━━━━━ Extract to read ━━━━━
Signed-off-by: Nir Soffer <nsoffer at redhat.com>
---
tests/synch-parallel.c | 51 +++++++++++++++++++++++++++++++++--------
tests/synch-parallel.sh | 12 ++++++----
2 files changed, 49 insertions(+), 14 deletions(-)
diff --git a/tests/synch-parallel.c b/tests/synch-parallel.c
index 423e1f0..d6ab1df 100644
--- a/tests/synch-parallel.c
+++ b/tests/synch-parallel.c
@@ -36,82 +36,115 @@
#include <sys/time.h>
#include <pthread.h>
#include <libnbd.h>
#include "byte-swapping.h"
/* We keep a shadow of the RAM disk so we can check integrity of the data. */
static char *ramdisk;
/* This is also defined in synch-parallel.sh and checked here. */
#define EXPORTSIZE (8*1024*1024)
/* How long (seconds) that the test will run for. */
#define RUN_TIME 10
/* Number of threads. */
#define NR_THREADS 8
-#define MiB (1024*1024)
+#define KiB 1024
+#define MiB (1024*KiB)
#define MICROSECONDS 1000000
/* Unix socket. */
static const char *unixsocket;
+static long request_size;
+
struct thread_status {
size_t i; /* Thread index, 0 .. NR_THREADS-1 */
uint64_t offset, length; /* Area assigned to this thread. */
int status; /* Return status. */
unsigned requests; /* Total number of requests made. */
uint64_t bytes_sent, bytes_received; /* Bytes sent and received by thread. */
};
static void *start_thread (void *arg);
static inline int64_t
microtime (void)
{
struct timeval tv;
gettimeofday(&tv, NULL);
return tv.tv_sec * MICROSECONDS + tv.tv_usec;
}
+static long
+getenv_long(const char *name, long defval)
+{
+ const char *value;
+ char *end;
+ long res;
+
+ value = getenv (name);
+ if (value == NULL)
+ return defval;
+
+ res = strtol(value, &end, 10);
+ if (*end != '\0' || end == value) {
+ fprintf (stderr, "Invalid value for %s: '%s'\n", name,
value);
+ exit (EXIT_FAILURE);
+ }
+
+ return res;
+}
+
int
main (int argc, char *argv[])
━━━━━ Dataset extract ━━━━━
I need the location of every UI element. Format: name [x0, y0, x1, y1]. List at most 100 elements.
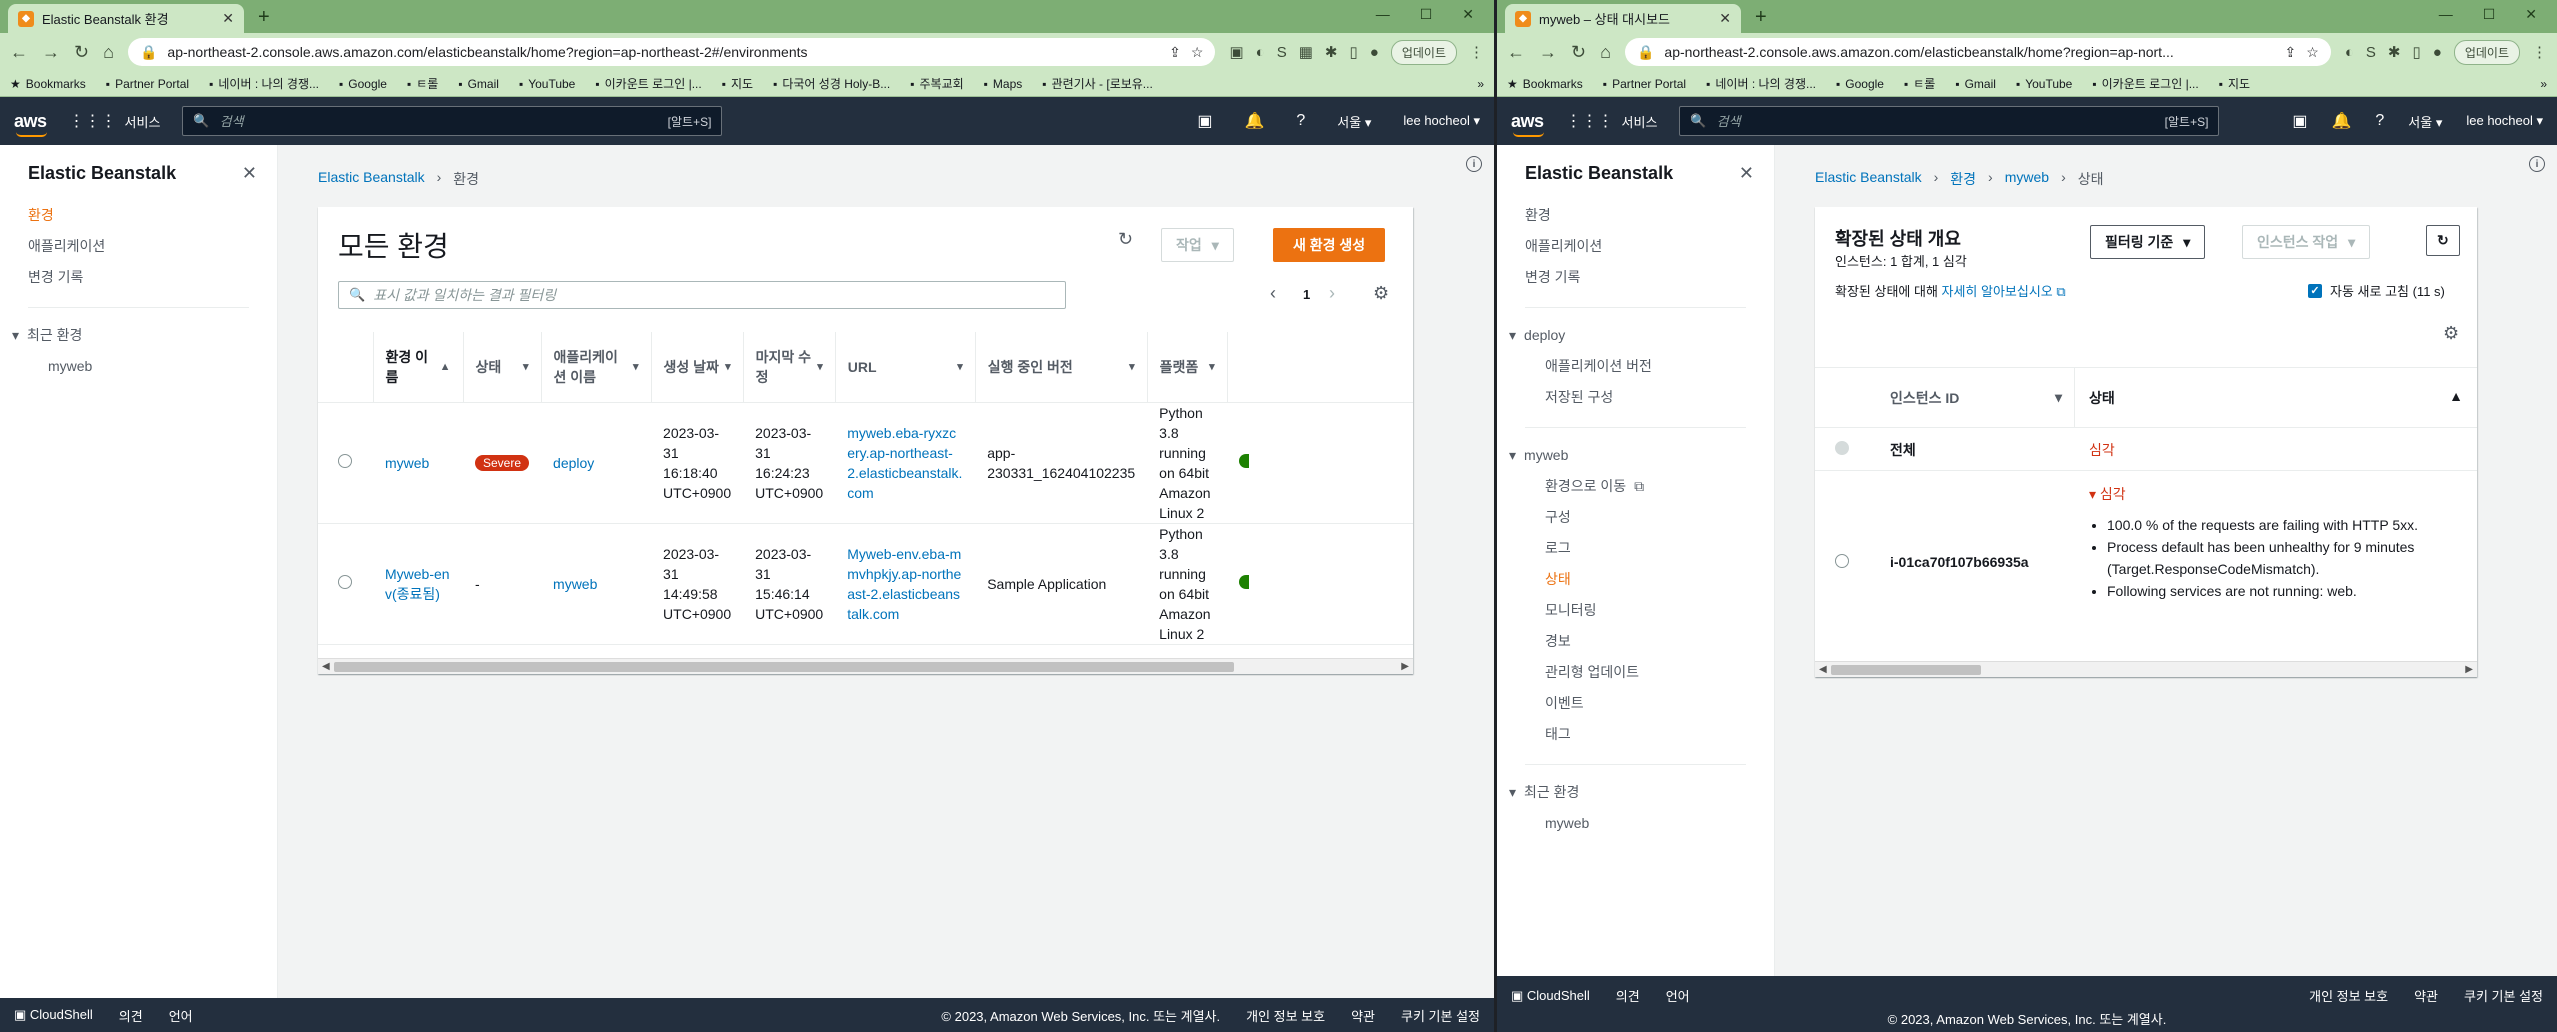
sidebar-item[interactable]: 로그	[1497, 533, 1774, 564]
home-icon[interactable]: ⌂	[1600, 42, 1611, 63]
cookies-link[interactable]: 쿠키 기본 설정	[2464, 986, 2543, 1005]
━━━━━
For each of the following statements, say yes or no to whether it agrees with the patch, and quote the words of the patch that decide it. 1. The patch changes two files. 2. The test runs with 16 threads. 3. When the named environment variable is not set, getenv_long exits with a failure.

1. Yes: "2 files changed, 49 insertions(+), 14 deletions(-)"
2. No: "#define NR_THREADS 8"
3. No: "return defval;"